This is an excerpt from the same Feynman's famous lecture mentioned in the earlier posts. This is about the how part of capturing all the volumes of the encyclopedia on a pin head.
"The next question is: How do we write it? We have no standard technique to do this now. But let me argue that it is not as difficult as it first appears to be. We can reverse the lenses of the electron microscope in order to demagnify as well as magnify. A source of ions, sent through the microscope lenses in reverse, could be focused to a very small spot. We could write with that spot like we write in a TV cathode ray oscilloscope, by going across in lines, and having an adjustment which determines the amount of material which is going to be deposited as we scan in lines.
This method might be very slow because of space charge limitations. There will be more rapid methods. We could first make, perhaps by some photo process, a screen which has holes in it in the form of the letters. Then we would strike an arc behind the holes and draw metallic ions through the holes; then we could again use our system of lenses and make a small image in the form of ions, which would deposit the metal on the pin.
A simpler way might be this (though I am not sure it would work): We take light and, through an optical microscope running backwards, we focus it onto a very small photoelectric screen. Then electrons come away from the screen where the light is shining. These electrons are focused down in size by the electron microscope lenses to impinge directly upon the surface of the metal. Will such a beam etch away the metal if it is run long enough? I don't know. If it doesn't work for a metal surface, it must be possible to find some surface with which to coat the original pin so that, where the electrons bombard, a change is made which we could recognize later."
Forgive me, for capturing such a big excerpt, which makes you comment whether it is a full article itself. But without this entire excerpt, the following post would not be meaningful.
Before stating this, Feynman tries to bring about some analogical printing methods like plastic molding, embossing etc.,. which were known in those days and used for classical printing. But this excerpt, especially, is very important to be reviewed, beacuse it is amazing to know that someone could explain, five decades back, what is called photolithography today, in such a lucid manner. Just that, the electron beam is replaced by UV light and the possibile surface is replaced with positive or negative photoresist material. Know more about photolitugraphy, here. Though this photolithography technique is not used for printing books on a nanoscale, it is still a possibility. Currently, this technique is used in Integrated Circuits or chip fabrication. All that comments above are my first thoguhts about the excerpt, before I could think a little more.
Wonder what? There is a photomask involved in photolithography, which contains the pattern to be etched in the photoresist layer. This is what confines the UV rays to a specific nano dimension on to the photoresist. Without this, UV rays can not be used to etch small dimensions as in microelectronic circuits. So, there should be more better method available currently, which could be used to manufacture this mask, without using a smaller mask. This thought and a few search in the world wide web guided me to such a method. That is called as "Electron beam lithography".

* _Material_
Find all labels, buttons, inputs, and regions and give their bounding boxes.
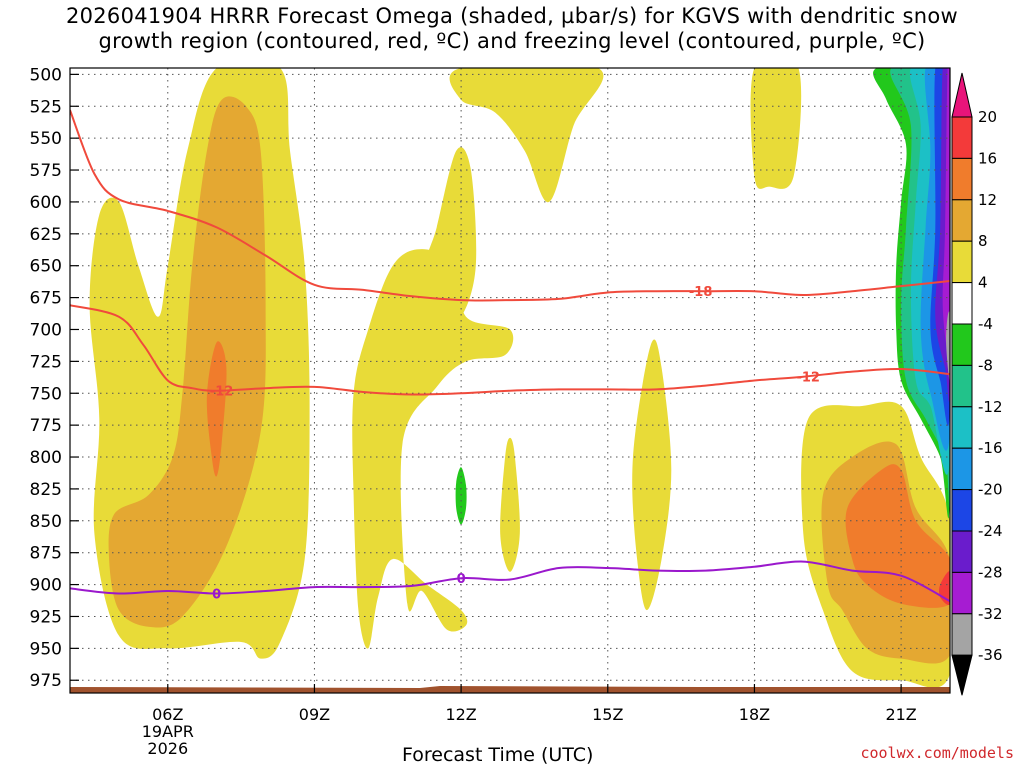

* _Given request 1_
According to the post on Feynman's lecture, in what kind of manufacturing is photolithography currently used?
* _Given request 2_
Extend the post on Feynman's lecture with a passage that follows on from its final sentence.
The data is not needed for what follows.

* _Final answer 1_
It is used in integrated circuit, or chip, fabrication.

* _Final answer 2_
When I studied more and more, it was amazing to know that the actual process is almost same as Feynman's imagination and the limitations too, were. Here is the Wiki link to know more about the process. For those, who could not spend enough time to go through the link completely, here are the excerpts,
What?
"Electron beam lithography is the practice of scanning a beam of electrons in a patterned fashion across a surface covered with a film and of selectively removing either exposed or non-exposed regions of the resist"
How?
"Electron beam lithography systems used in commercial applications are dedicated e-beam writing systems that are very expensive (>4M USD). For research applications, it is very common to convert an electron microscope into an electron beam lithography system using a relatively low cost accessory (<100K USD)."
"Lower resolution systems can use thermionic sources, which are usually formed from LaB6. However, systems with higher resolution requirements need to use field electron emission sources, such as heated W/ZrO2 for lower energy spread and enhanced brightness."
Advantage:
"The primary advantage of electron beam lithography is that it is one of the ways to beat the diffraction limit of light and make features in the nanometer regime."
Limitations:
"The key limitation of electron beam lithography is throughput, i.e., the very long time it takes to expose an entire silicon wafer or glass substrate. A long exposure time leaves the user vulnerable to beam drift or instability which may occur during the exposure."
"With today's electron optics, electron beam widths can routinely go down to a few nm. This is limited mainly by aberrations and space charge."
Is it not the same as Feynman imagined?
After so much study, I feel that feynman's imagination had, in someway, driven the research and technology in this front.
Please don't empty your amazement with this post, as there are some more to come and strike you...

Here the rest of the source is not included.